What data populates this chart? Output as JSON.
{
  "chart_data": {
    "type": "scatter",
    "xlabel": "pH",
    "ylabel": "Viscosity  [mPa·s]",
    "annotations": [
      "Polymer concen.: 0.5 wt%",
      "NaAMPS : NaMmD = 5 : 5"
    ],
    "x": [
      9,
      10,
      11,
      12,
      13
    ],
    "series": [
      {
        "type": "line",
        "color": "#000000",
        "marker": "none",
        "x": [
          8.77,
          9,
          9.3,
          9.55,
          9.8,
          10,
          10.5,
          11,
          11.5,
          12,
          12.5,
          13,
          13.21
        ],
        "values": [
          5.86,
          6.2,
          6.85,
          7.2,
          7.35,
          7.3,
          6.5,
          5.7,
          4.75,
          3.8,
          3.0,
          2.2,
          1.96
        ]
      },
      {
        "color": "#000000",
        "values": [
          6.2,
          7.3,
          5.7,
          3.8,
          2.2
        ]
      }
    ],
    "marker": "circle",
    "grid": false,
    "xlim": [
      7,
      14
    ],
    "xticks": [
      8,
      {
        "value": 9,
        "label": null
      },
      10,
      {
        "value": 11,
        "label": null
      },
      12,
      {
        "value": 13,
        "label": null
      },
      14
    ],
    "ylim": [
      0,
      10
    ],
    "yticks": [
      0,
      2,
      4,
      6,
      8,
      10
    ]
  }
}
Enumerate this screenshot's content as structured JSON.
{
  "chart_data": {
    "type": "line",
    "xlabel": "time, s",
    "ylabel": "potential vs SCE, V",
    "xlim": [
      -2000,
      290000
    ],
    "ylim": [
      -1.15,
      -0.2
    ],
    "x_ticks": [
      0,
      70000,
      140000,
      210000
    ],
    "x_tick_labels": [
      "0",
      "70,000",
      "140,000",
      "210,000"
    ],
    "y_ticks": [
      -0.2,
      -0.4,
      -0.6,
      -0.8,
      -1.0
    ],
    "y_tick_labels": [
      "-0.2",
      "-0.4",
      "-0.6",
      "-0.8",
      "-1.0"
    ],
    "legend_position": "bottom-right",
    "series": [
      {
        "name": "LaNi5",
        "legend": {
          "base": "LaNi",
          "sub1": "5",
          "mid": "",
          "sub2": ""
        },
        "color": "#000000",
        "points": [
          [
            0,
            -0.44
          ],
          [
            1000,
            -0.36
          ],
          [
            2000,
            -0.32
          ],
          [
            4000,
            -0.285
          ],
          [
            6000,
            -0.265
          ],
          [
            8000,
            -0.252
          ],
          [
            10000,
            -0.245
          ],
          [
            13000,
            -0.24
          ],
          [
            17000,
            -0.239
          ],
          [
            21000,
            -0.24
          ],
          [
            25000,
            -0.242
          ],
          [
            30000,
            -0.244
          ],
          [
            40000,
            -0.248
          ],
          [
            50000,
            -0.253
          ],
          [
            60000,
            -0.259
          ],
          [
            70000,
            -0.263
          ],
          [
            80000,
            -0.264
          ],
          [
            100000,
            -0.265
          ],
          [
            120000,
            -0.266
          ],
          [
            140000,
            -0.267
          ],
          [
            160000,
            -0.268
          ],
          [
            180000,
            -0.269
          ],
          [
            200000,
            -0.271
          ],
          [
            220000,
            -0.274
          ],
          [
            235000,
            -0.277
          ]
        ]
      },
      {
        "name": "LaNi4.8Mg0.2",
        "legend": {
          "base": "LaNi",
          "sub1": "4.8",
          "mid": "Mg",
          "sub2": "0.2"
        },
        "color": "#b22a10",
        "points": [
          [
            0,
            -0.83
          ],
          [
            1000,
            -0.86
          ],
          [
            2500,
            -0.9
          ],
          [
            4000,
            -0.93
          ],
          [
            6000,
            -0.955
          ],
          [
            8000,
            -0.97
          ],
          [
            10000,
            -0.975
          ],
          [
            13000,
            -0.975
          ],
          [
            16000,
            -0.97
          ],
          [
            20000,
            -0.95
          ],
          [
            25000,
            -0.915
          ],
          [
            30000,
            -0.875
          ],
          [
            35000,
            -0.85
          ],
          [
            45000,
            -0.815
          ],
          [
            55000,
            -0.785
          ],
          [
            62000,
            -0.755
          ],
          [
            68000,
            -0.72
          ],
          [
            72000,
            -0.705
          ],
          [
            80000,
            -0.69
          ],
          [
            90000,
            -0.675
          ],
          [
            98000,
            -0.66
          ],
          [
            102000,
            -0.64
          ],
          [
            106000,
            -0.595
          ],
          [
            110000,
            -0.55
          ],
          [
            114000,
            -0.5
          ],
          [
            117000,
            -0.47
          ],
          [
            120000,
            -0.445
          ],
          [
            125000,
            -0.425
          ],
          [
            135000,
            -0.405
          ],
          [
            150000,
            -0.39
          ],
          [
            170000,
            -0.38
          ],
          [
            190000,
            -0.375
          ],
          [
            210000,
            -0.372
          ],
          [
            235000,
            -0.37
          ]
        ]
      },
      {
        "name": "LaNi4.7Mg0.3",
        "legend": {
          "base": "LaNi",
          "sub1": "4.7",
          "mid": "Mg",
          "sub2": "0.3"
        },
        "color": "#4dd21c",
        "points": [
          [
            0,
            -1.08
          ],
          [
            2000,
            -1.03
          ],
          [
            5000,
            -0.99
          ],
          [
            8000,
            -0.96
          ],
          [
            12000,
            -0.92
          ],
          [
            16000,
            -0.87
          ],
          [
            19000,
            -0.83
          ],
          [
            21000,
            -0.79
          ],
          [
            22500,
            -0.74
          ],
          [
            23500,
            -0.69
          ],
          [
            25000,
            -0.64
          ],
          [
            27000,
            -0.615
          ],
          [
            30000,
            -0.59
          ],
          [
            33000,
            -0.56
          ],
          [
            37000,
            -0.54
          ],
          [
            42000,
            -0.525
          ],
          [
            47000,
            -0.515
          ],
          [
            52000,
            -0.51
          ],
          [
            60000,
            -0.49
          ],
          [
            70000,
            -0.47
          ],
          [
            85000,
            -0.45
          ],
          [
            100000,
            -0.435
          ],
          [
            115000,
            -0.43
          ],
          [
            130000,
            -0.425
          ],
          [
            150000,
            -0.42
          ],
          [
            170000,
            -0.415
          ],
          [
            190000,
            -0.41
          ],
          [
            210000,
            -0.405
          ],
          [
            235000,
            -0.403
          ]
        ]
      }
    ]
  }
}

:::::

> _Given exercise_: Tally the lines of the records holding the word "this", then give only the resulting number.

> _Exercise solution_: 2